Uma característica interessantíssima é a pergunta que o jogo faz constantemente: abraçar o poder do Trapezoedro ou resistir e lutar? Pela jornada, as ações de Eshe podem responder essa pergunta, e o mais legal é que isso afeta a experiência de jogo profundamente. Uma opção é seguir as recomendações do Trapezoedro e corromper as habilidades, tornando-as muito mais poderosas e facilitando bastante a navegação pelo mundo — o custo para Eshe é sua própria humanidade, pois ela se transforma uma estranha criatura sombria ao utilizar essas técnicas avançadas. A outra alternativa é resistir à tentação, o que libera técnicas de suporte interessantes, no entanto elas não oferecem a mobilidade e o poder das versões corrompidas. O andamento e a conclusão da trama também mudam de acordo com nossas decisões, sendo um bom incentivo para revisitar a aventura e fazer escolhas diferentes.

Mesmo com ótima ambientação, Sundered falha em não apresentar locais memoráveis pelo mundo, pois a maioria dos caminhos é gerado proceduralmente. É uma tentativa boa de trazer variedade em meio a inúmeras derrotas, porém o design desses caminhos é desinteressante e sem inspiração — rapidamente eles viram um borrão na mente de tão parecidos, deixando as coisas meio repetitivas às vezes. As regiões apresentam desafios bem distintos, o que ajuda a diferenciar uma da outra, mas acredito que um mundo de design fixo deixaria a experiência mais memorável.

++++++++

▶ [EXERCÍCIOS PROPOSTOS]:
1. Traduza para o inglês esta frase do texto sobre Sundered: "O andamento e a conclusão da trama também mudam de acordo com nossas decisões, sendo um bom incentivo para revisitar a aventura e fazer escolhas diferentes."
2. Dê prosseguimento ao texto sobre Sundered a partir da última frase.

▶ [DADOS COLETADOS]:
++++++++

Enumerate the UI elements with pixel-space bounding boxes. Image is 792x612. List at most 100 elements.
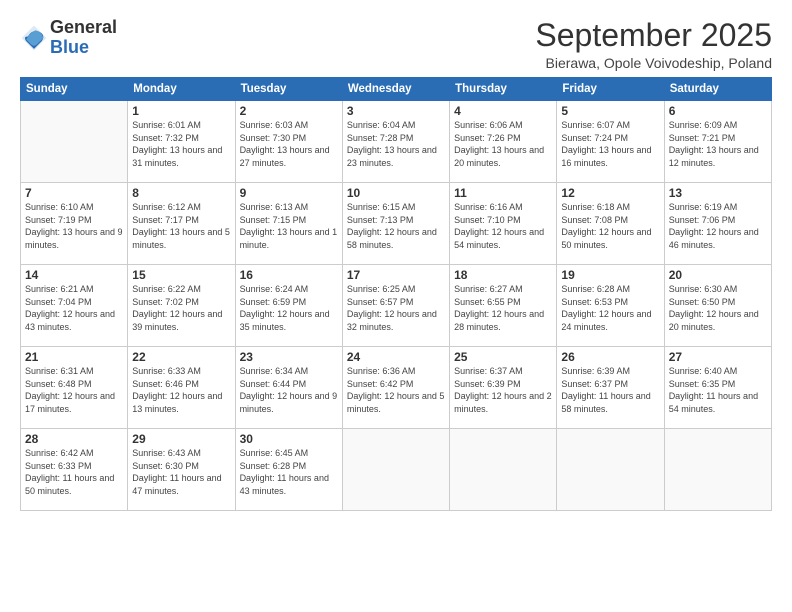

++++++++

▶ [RESPOSTAS EM ORDEM]:
1. The progression and ending of the story also change according to our decisions, which is a good incentive to revisit the adventure and make different choices.

2.
Corrompido por uma aventura perturbadoramente divertida

Sundered utiliza mecânicas e ambientação para trazer uma experiência tensa e única. É ótimo controlar Eshe por uma dimensão paralela desconcertante por causa das várias habilidades da heroína e mundo com vários desafios interessantes. O combate simples e funcional se torna bem difícil (e até mesmo frustrante) com a presença de hordas de inimigos: sobreviver a esses encontros traz um misto de alívio e realização. Temas sombrios e direção de arte notável criam uma atmosfera exótica, porém o jogo peca em ser um pouco repetitivo por causa de certos mapas nada inspirados gerados proceduralmente. Sundered é para aqueles que gostam de adentrar universos difíceis, sombrios e opressores, e são essas características que o tornam divertido e marcante.

Prós

  • Interpretação interessante do gênero metroidvania com a presença de elementos procedurais;
  • Excelente ambientação, com hordas de inimigos trazendo atmosfera constante de tensão;
  • Mundo bem construído, com escolhas impactando significativamente o andamento da aventura e os rumos da história;
  • Belo visual e ótima engenharia de som.

Contras

  • Desenho de níveis de algumas partes é desinteressante e repetitivo por causa da geração procedural de caminhos.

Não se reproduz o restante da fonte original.